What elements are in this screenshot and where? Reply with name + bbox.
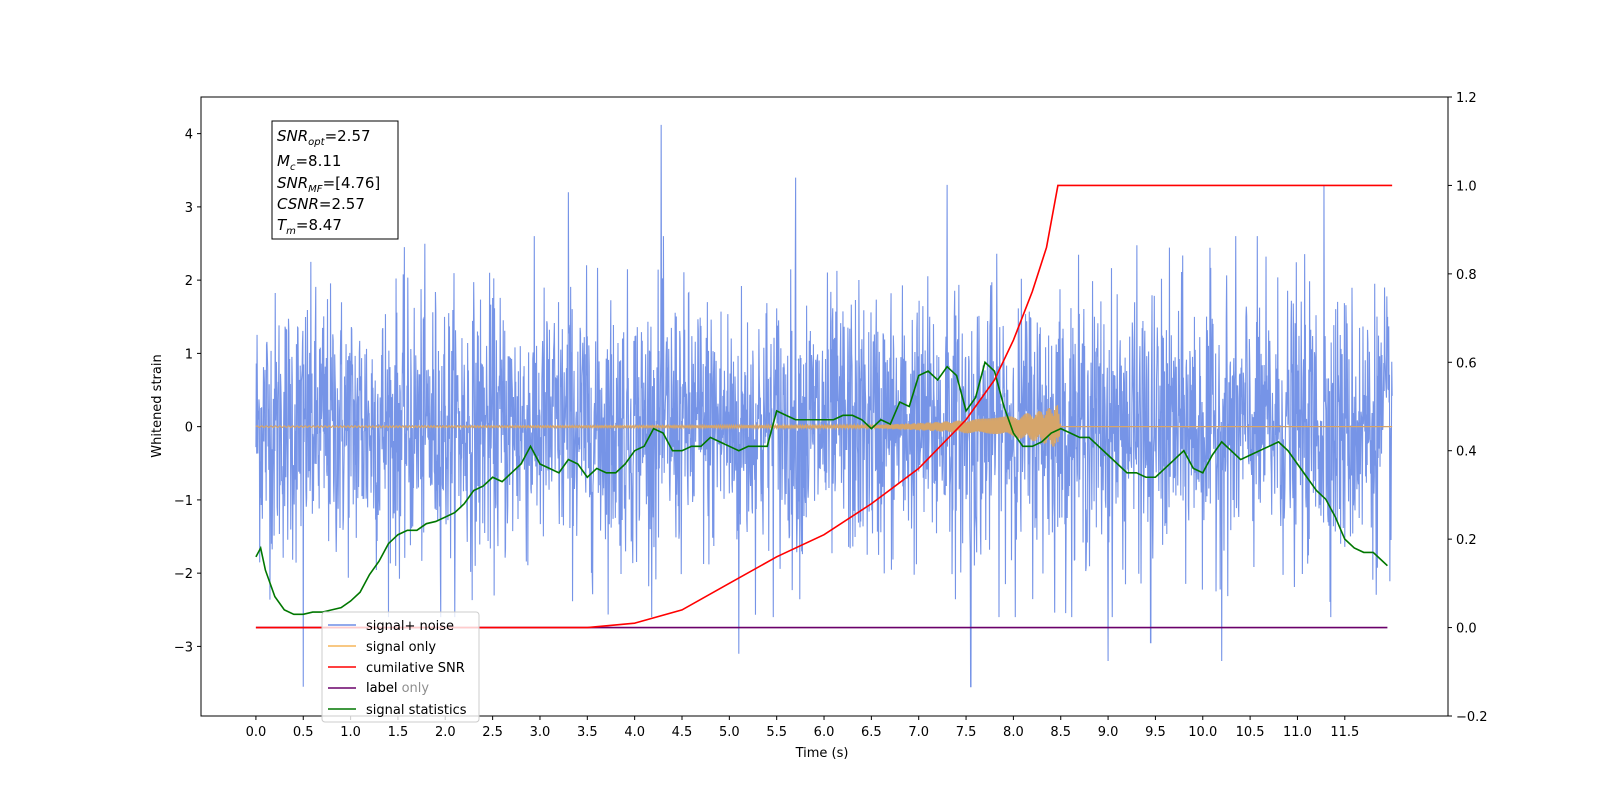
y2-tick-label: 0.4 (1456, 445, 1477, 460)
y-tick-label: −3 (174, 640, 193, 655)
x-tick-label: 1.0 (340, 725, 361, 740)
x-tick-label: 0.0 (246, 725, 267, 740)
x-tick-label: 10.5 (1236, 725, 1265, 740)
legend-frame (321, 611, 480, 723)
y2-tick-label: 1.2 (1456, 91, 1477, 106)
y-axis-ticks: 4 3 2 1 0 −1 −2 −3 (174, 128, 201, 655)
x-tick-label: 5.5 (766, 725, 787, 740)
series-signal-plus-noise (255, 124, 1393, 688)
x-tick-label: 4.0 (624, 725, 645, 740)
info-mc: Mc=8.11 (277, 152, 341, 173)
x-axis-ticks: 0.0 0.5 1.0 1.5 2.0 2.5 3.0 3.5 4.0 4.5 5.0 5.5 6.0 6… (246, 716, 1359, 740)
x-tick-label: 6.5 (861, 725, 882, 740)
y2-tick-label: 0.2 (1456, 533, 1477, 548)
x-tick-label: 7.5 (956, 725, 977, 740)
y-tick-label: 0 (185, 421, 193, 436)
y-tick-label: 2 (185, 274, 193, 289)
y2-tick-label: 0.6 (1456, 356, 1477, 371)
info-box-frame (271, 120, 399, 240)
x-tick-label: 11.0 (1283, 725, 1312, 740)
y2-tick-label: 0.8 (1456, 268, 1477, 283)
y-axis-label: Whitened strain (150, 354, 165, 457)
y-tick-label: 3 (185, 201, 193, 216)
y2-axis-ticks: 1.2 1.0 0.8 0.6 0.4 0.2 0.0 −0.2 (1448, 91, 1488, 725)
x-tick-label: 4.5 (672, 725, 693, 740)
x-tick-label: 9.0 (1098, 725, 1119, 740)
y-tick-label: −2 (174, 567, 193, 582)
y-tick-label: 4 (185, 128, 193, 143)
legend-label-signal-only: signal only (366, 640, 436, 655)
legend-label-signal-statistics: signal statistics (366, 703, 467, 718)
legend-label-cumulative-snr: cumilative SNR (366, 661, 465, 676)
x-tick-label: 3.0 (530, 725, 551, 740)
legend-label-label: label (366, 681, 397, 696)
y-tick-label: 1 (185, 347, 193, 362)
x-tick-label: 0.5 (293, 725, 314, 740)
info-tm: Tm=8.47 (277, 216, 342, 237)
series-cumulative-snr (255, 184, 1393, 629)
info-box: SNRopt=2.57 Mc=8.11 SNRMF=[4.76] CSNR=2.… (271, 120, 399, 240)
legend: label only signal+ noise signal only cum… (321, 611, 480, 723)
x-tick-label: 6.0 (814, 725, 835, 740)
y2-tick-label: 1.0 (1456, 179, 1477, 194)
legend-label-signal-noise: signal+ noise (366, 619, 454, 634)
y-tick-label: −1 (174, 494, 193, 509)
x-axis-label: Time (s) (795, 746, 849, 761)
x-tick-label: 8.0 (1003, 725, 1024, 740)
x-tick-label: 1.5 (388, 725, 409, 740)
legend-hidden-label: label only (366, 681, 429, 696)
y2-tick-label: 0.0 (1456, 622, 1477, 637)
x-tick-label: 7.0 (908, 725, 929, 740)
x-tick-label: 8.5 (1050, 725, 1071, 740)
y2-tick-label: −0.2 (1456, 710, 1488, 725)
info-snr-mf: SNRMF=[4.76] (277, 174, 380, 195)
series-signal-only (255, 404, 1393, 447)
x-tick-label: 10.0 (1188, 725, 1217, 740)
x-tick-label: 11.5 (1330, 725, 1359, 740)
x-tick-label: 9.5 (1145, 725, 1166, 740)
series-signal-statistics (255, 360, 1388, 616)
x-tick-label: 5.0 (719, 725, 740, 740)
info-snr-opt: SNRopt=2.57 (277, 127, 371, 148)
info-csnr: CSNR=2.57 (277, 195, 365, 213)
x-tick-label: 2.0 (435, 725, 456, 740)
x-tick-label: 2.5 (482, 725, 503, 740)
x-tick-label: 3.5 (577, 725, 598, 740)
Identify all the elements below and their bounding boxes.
◇ ◇ ◇ ◇ ◇ ◇ ◇
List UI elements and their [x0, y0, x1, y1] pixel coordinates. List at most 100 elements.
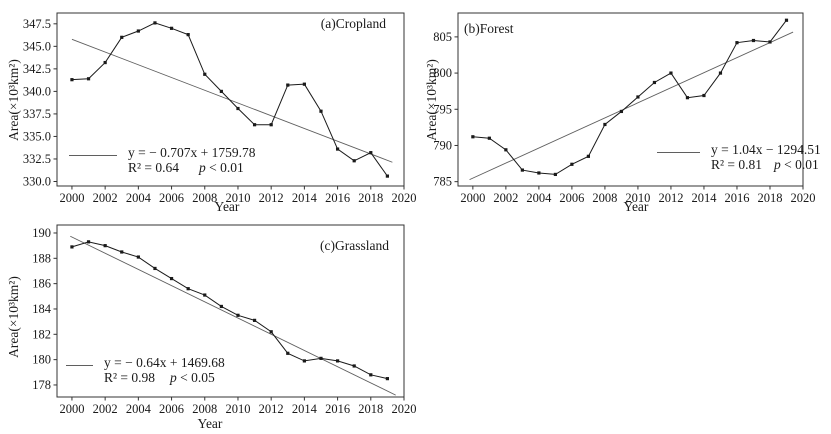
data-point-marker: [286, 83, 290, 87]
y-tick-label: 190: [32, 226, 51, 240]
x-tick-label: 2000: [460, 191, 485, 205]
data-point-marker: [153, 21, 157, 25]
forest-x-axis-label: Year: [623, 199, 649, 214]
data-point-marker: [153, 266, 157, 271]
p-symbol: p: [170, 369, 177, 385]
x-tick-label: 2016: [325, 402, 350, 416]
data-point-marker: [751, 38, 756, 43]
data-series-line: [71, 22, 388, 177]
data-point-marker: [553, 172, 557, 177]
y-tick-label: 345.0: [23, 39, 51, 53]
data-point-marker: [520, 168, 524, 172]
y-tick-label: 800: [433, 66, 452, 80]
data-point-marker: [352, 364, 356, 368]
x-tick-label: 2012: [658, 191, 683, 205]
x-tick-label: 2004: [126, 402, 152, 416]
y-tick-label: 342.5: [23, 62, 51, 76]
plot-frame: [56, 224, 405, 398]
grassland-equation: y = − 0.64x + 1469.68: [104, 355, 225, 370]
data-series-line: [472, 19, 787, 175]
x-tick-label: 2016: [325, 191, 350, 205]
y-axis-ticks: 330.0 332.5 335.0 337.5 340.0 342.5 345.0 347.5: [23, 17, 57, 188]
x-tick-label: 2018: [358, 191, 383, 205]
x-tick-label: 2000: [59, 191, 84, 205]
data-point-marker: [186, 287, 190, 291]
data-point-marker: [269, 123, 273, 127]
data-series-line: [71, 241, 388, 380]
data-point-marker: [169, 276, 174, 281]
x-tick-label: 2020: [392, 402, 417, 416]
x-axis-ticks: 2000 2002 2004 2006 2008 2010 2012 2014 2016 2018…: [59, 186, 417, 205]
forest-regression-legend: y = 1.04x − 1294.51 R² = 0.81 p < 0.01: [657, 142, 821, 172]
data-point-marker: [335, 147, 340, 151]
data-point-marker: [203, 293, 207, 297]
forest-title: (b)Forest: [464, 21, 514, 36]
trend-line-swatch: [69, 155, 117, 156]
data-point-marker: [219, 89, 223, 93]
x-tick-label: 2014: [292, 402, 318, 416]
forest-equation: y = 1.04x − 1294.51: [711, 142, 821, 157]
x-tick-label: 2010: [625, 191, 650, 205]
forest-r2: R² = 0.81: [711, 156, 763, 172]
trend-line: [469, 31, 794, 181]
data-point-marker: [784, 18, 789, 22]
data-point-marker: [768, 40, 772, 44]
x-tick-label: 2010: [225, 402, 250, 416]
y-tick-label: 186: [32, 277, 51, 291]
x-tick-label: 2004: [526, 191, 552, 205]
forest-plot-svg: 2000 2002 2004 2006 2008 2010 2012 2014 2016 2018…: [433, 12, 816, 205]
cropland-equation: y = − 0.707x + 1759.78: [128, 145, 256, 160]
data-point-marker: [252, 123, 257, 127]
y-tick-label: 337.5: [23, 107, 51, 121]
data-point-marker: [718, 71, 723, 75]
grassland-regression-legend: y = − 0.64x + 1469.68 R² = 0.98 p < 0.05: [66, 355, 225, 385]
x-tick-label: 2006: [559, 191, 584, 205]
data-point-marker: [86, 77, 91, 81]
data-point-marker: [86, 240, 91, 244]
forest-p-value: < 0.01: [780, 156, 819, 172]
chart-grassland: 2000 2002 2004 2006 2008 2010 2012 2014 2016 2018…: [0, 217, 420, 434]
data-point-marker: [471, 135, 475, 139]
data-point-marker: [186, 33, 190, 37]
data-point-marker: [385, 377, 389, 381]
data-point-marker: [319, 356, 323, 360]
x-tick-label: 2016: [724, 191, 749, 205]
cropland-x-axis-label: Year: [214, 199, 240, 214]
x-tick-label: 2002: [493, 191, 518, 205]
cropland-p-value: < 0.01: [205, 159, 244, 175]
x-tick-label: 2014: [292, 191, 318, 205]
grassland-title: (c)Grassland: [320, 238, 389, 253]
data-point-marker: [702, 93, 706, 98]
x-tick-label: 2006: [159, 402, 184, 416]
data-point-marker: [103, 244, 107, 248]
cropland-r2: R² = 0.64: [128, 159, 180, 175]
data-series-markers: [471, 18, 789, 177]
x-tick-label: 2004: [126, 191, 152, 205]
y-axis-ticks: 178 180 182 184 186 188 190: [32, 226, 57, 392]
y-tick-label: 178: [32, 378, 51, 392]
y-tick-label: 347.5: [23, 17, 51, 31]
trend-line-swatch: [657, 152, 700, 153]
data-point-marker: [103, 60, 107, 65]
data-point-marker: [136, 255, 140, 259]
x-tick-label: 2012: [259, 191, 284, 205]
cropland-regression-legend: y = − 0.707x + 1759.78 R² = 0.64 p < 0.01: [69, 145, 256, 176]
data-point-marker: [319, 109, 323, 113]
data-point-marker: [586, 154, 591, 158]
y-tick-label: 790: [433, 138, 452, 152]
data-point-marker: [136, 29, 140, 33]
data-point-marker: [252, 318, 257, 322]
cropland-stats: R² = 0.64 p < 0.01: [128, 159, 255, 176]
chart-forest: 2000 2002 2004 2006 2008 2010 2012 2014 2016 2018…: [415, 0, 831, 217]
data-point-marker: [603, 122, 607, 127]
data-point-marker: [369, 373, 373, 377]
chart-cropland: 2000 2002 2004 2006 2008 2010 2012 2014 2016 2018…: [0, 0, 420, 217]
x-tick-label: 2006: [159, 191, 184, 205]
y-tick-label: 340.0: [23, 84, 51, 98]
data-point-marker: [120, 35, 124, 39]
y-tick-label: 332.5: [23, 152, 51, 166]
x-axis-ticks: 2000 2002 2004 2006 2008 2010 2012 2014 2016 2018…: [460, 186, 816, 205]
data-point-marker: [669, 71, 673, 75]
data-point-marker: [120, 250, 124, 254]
◇ ◇ ◇ ◇ ◇ ◇ ◇
## INSTRUCTIONS FOR THE TASK:
Recast the material as a numbered list, beginning at the line that contains "data-point-marker: [286, 83, 290, 87]" and stopping after the line that contains "forest-regression-legend: y = 1.04x". Omit any blank lines, and include no other lines.

## THE SOLUTION:
1. data-point-marker: [286, 83, 290, 87]
2. y-tick-label: 190: [32, 226, 51, 240]
3. x-tick-label: 2000: [460, 191, 485, 205]
4. data-point-marker: [153, 21, 157, 25]
5. forest-x-axis-label: Year: [623, 199, 649, 214]
6. data-point-marker: [153, 266, 157, 271]
7. p-symbol: p: [170, 369, 177, 385]
8. x-tick-label: 2016: [325, 402, 350, 416]
9. data-point-marker: [751, 38, 756, 43]
10. data-series-line: [71, 22, 388, 177]
11. data-point-marker: [553, 172, 557, 177]
12. y-tick-label: 345.0: [23, 39, 51, 53]
13. data-point-marker: [520, 168, 524, 172]
14. y-tick-label: 800: [433, 66, 452, 80]
15. data-point-marker: [352, 364, 356, 368]
16. x-tick-label: 2012: [658, 191, 683, 205]
17. x-tick-label: 2004: [126, 402, 152, 416]
18. y-tick-label: 342.5: [23, 62, 51, 76]
19. plot-frame: [56, 224, 405, 398]
20. grassland-equation: y = − 0.64x + 1469.68: [104, 355, 225, 370]
21. data-series-line: [472, 19, 787, 175]
22. x-tick-label: 2016: [325, 191, 350, 205]
23. y-axis-ticks: 330.0 332.5 335.0 337.5 340.0 342.5 345.0 347.5: [23, 17, 57, 188]
24. x-tick-label: 2018: [358, 191, 383, 205]
25. x-tick-label: 2000: [59, 191, 84, 205]
26. data-point-marker: [186, 287, 190, 291]
27. data-point-marker: [269, 123, 273, 127]
28. data-series-line: [71, 241, 388, 380]
29. data-point-marker: [169, 276, 174, 281]
30. x-tick-label: 2020: [392, 402, 417, 416]
31. x-axis-ticks: 2000 2002 2004 2006 2008 2010 2012 2014 2016 2018…: [59, 186, 417, 205]
32. forest-regression-legend: y = 1.04x − 1294.51 R² = 0.81 p < 0.01: [657, 142, 821, 172]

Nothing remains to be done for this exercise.